▶ WRITTEN TASK:
Find the lines below that contain the string "komme". Copy each one.

[Collection entries]
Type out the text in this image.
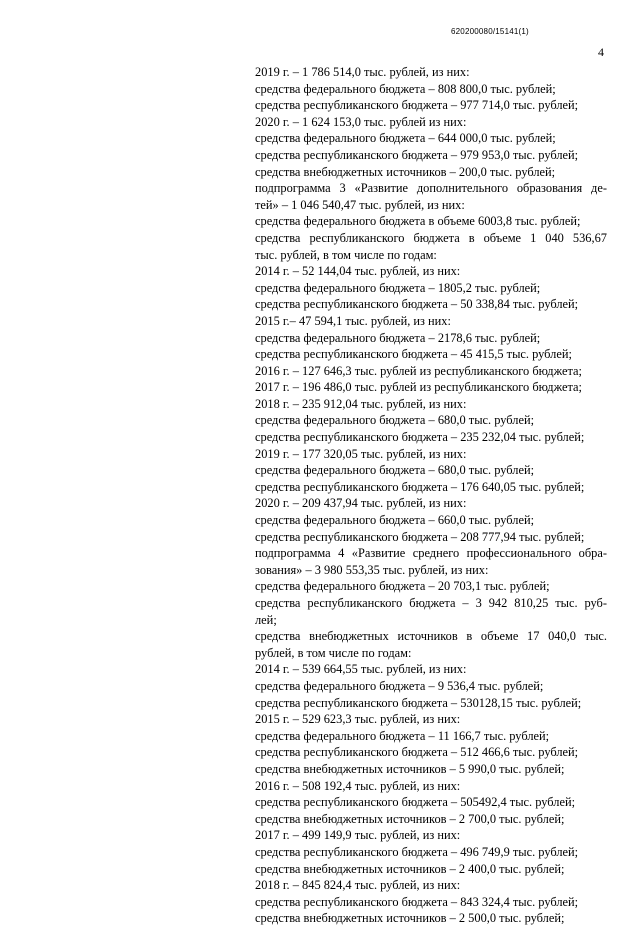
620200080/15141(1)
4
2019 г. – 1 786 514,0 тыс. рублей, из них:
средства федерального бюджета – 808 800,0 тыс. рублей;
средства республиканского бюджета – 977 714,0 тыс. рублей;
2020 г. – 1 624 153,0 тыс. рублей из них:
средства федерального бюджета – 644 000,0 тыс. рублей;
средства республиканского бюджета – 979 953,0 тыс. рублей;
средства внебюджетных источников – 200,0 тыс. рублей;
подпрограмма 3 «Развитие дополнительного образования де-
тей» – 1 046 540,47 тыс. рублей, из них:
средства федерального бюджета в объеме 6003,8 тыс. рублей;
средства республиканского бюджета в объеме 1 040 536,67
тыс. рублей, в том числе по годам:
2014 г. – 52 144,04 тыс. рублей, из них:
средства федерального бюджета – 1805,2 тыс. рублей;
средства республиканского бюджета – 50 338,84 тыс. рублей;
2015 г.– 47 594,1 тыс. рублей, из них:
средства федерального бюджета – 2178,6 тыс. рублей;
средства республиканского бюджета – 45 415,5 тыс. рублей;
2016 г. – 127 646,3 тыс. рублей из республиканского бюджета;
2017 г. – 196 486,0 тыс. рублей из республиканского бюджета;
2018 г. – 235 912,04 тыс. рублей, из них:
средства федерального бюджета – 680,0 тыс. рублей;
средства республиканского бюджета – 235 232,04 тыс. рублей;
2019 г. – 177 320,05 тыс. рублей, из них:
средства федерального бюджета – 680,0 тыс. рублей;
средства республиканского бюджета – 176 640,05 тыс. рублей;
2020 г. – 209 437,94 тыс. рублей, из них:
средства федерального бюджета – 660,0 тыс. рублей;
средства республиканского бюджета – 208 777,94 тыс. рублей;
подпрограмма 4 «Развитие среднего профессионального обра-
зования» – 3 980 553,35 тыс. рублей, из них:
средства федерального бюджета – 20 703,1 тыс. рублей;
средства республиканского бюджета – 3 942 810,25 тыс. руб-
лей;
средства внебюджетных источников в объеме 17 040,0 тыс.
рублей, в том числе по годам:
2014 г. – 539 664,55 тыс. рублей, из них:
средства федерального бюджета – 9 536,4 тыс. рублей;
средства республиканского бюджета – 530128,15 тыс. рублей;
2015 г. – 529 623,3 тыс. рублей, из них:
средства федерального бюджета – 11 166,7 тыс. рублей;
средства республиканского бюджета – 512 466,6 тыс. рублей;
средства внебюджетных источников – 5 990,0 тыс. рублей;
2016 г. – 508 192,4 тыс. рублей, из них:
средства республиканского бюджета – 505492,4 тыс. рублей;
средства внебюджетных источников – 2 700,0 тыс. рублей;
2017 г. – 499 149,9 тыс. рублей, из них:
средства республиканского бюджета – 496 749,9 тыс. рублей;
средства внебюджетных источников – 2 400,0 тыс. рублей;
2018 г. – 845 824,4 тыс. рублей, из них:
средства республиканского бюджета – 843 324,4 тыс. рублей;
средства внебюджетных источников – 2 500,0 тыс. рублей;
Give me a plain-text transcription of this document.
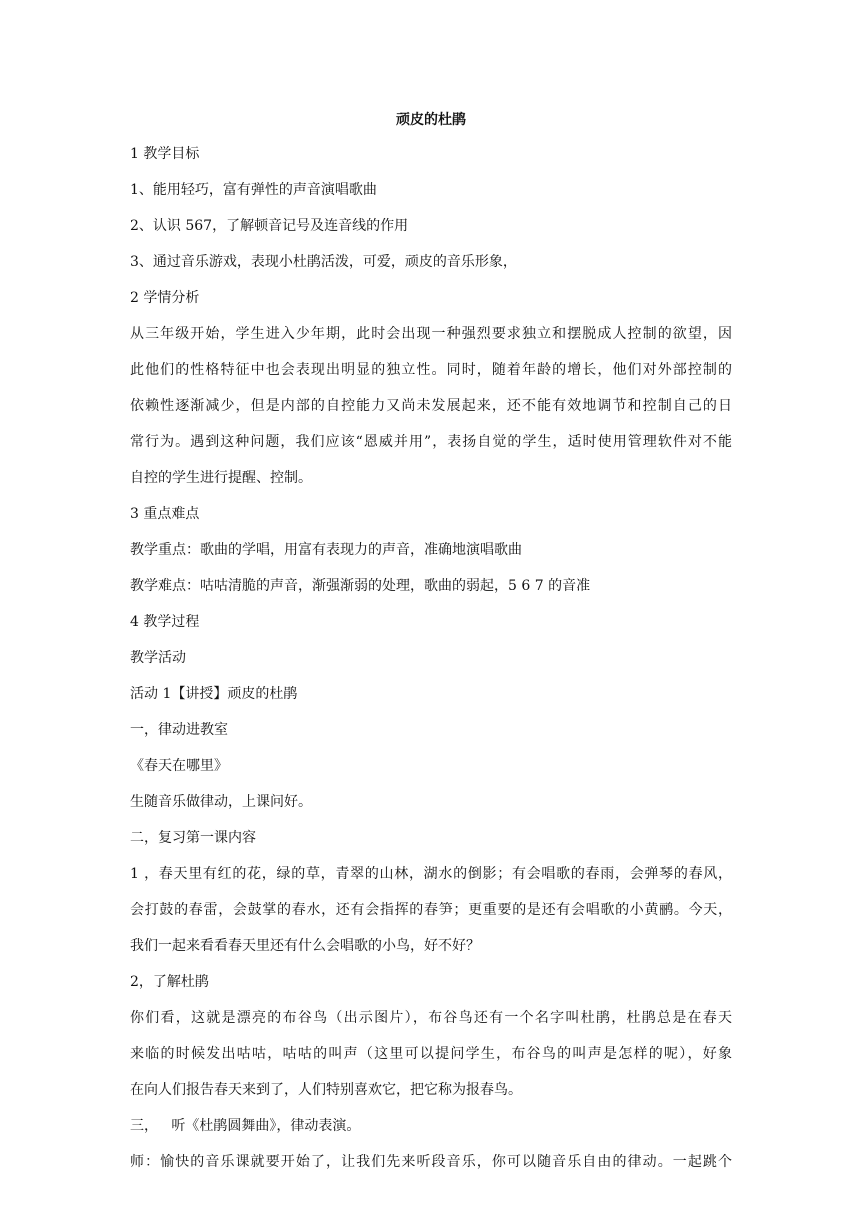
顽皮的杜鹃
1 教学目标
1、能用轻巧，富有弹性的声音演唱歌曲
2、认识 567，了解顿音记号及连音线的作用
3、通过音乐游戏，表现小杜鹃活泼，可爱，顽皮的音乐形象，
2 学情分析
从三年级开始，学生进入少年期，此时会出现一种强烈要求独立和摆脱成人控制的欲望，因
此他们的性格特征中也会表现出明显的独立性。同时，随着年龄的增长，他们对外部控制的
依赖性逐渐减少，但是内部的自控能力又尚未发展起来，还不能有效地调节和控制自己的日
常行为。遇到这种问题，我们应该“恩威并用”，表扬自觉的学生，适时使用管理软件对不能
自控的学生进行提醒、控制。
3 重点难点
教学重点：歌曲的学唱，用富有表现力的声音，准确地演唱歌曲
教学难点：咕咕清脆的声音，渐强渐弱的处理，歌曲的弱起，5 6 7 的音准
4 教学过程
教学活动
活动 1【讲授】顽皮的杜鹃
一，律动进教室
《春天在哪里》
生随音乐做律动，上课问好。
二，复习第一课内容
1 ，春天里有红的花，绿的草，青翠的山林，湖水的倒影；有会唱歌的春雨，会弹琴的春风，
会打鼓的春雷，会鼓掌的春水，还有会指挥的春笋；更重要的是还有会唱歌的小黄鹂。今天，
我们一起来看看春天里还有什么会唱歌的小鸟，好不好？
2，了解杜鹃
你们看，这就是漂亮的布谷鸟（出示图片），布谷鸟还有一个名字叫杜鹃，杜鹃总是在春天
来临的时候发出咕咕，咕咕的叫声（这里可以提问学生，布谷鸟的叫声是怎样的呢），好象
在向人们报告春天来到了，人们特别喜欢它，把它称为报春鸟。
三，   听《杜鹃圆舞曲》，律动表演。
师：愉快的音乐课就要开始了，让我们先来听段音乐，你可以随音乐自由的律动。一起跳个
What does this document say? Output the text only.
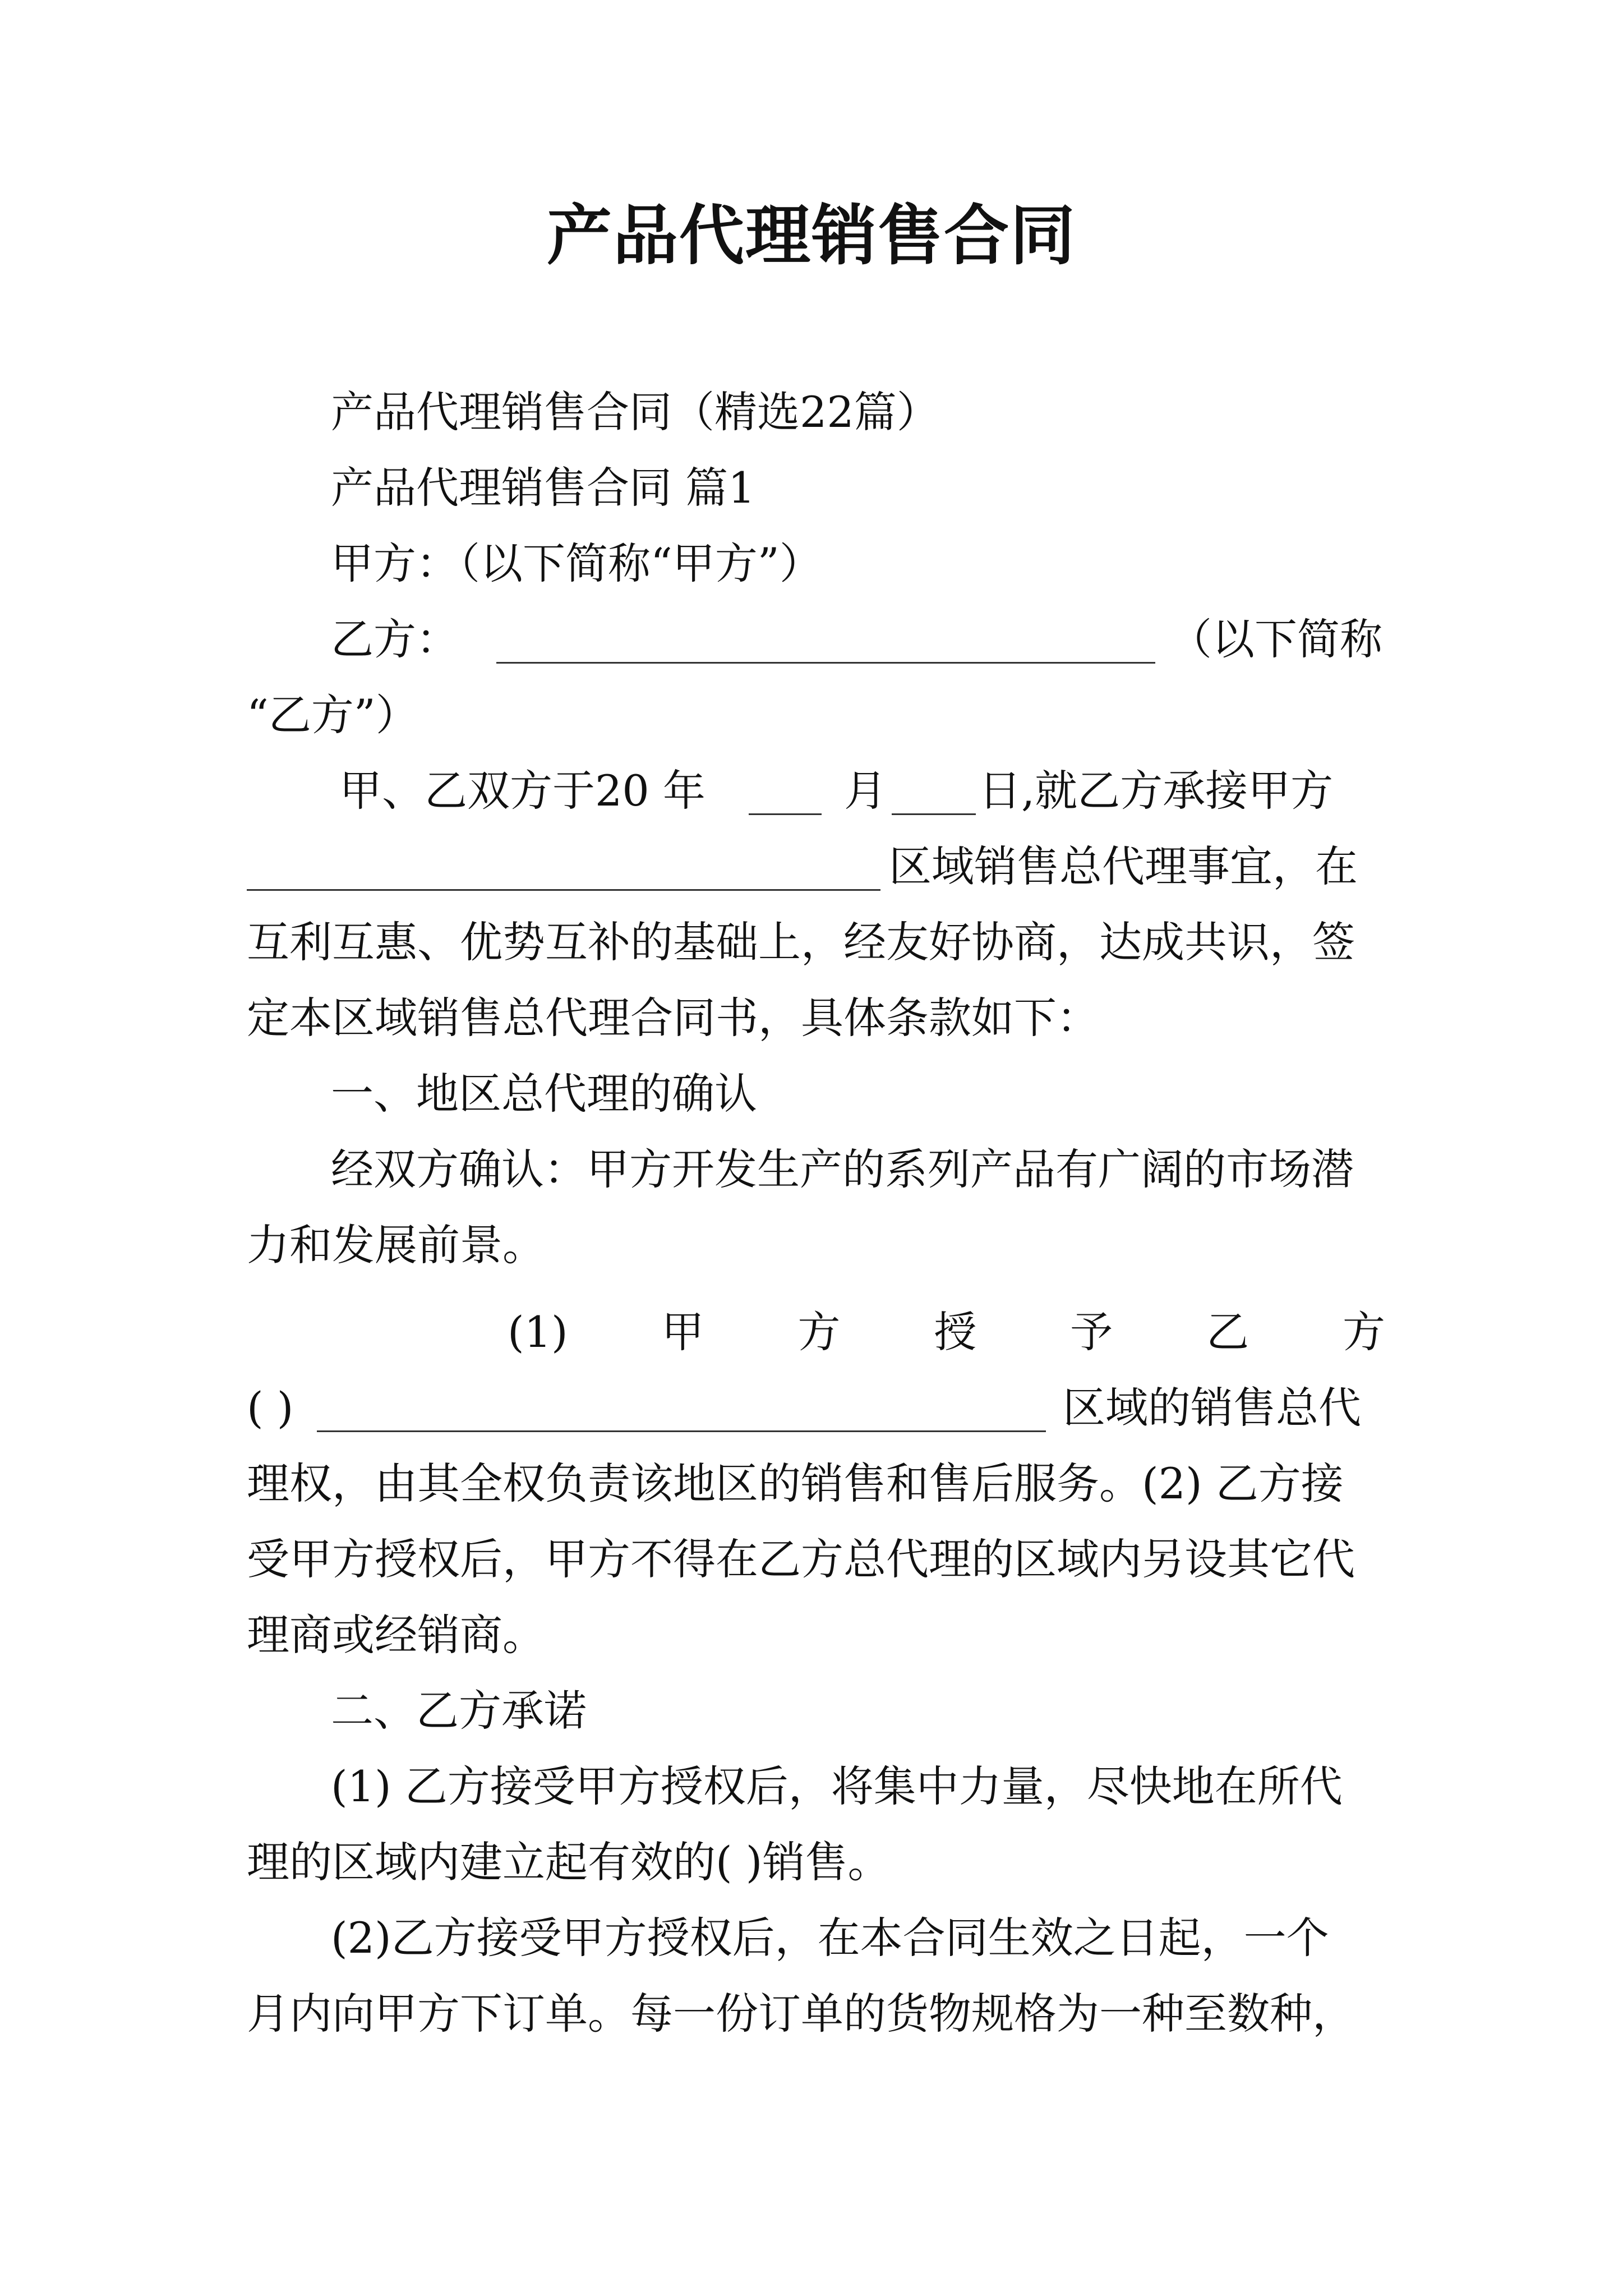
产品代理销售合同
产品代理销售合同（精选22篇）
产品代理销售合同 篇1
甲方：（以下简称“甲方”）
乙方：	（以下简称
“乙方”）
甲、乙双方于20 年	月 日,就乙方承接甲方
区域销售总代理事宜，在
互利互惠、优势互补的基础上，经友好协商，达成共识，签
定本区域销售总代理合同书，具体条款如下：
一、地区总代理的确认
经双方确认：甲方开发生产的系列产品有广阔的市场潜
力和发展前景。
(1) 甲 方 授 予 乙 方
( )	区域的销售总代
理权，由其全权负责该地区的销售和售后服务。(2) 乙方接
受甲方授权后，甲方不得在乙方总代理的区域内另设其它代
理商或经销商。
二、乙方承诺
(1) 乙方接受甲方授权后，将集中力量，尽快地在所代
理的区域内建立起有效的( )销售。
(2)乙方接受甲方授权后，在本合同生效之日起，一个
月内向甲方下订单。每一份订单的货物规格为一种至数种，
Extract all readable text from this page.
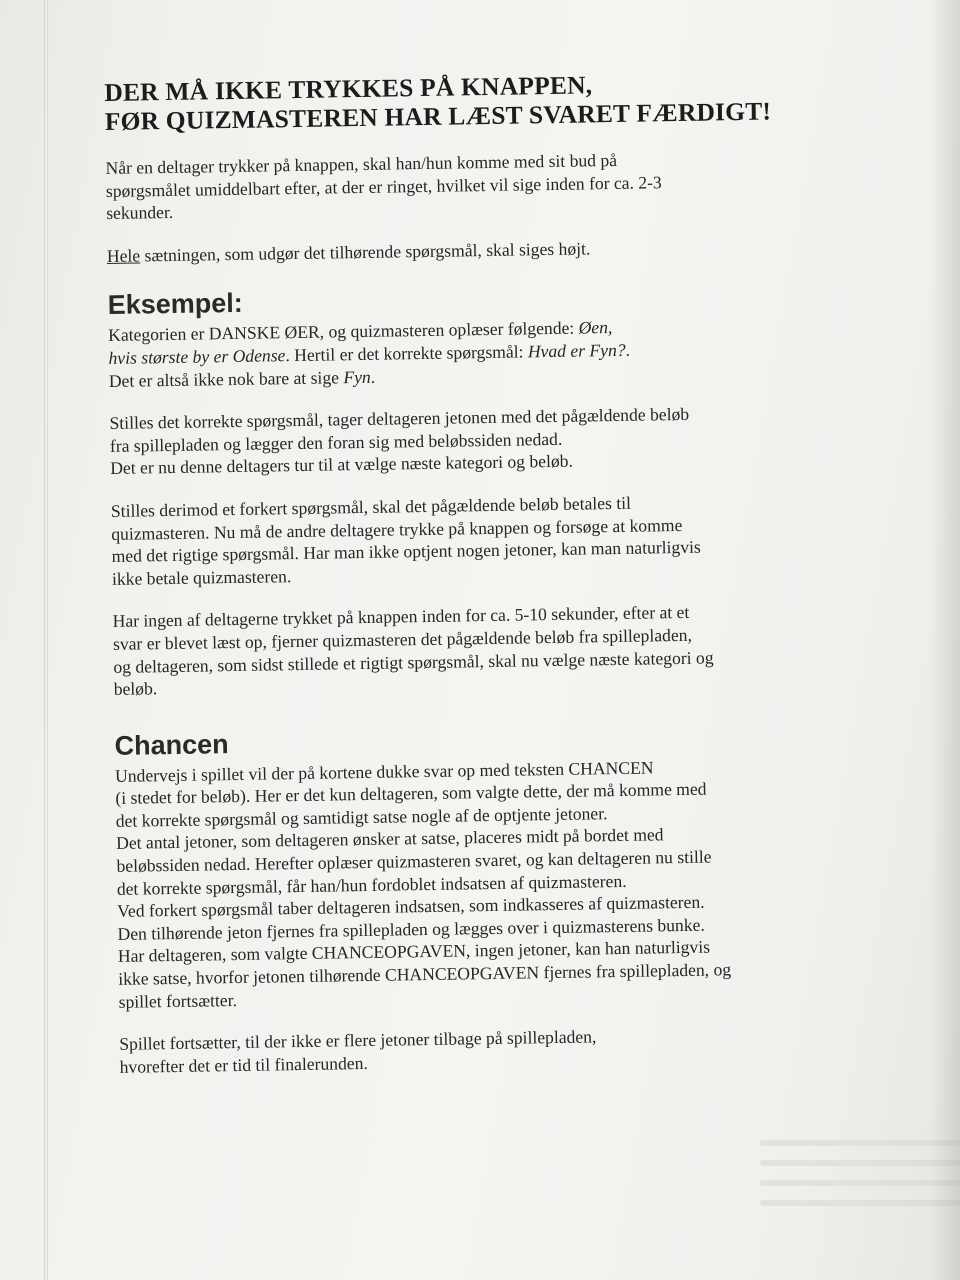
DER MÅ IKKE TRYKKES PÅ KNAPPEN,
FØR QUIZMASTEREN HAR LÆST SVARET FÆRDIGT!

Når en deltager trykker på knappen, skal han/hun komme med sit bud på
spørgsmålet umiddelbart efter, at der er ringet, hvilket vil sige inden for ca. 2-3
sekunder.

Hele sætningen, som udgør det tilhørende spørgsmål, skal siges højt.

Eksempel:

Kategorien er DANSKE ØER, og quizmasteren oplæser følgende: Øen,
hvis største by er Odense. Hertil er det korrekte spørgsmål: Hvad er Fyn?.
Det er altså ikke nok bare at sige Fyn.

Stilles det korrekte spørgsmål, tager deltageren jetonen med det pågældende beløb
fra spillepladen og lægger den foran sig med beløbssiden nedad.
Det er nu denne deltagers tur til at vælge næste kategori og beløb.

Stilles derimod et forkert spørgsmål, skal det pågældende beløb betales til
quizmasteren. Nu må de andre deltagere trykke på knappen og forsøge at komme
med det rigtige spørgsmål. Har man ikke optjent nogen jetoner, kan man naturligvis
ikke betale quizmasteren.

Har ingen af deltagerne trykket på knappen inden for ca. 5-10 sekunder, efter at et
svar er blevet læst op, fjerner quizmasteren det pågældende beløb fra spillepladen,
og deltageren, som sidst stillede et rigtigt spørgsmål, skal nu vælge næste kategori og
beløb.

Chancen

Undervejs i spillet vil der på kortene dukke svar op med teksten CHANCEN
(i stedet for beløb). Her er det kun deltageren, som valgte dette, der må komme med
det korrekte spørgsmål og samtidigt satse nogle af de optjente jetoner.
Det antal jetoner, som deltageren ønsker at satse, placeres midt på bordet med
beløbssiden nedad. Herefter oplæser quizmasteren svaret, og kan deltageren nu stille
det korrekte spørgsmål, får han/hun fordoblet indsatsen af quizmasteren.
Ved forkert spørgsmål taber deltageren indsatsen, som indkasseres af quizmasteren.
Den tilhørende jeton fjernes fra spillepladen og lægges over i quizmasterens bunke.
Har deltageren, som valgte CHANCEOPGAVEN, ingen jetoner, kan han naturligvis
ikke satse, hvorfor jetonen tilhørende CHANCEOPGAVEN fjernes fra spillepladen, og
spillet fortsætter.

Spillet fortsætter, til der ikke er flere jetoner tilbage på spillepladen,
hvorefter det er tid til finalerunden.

▶ PROBLEM SOLUTION:
Når en deltager trykker på knappen, skal han/hun komme med sit bud på
quizmasteren. Nu må de andre deltagere trykke på knappen og forsøge at komme
(i stedet for beløb). Her er det kun deltageren, som valgte dette, der må komme med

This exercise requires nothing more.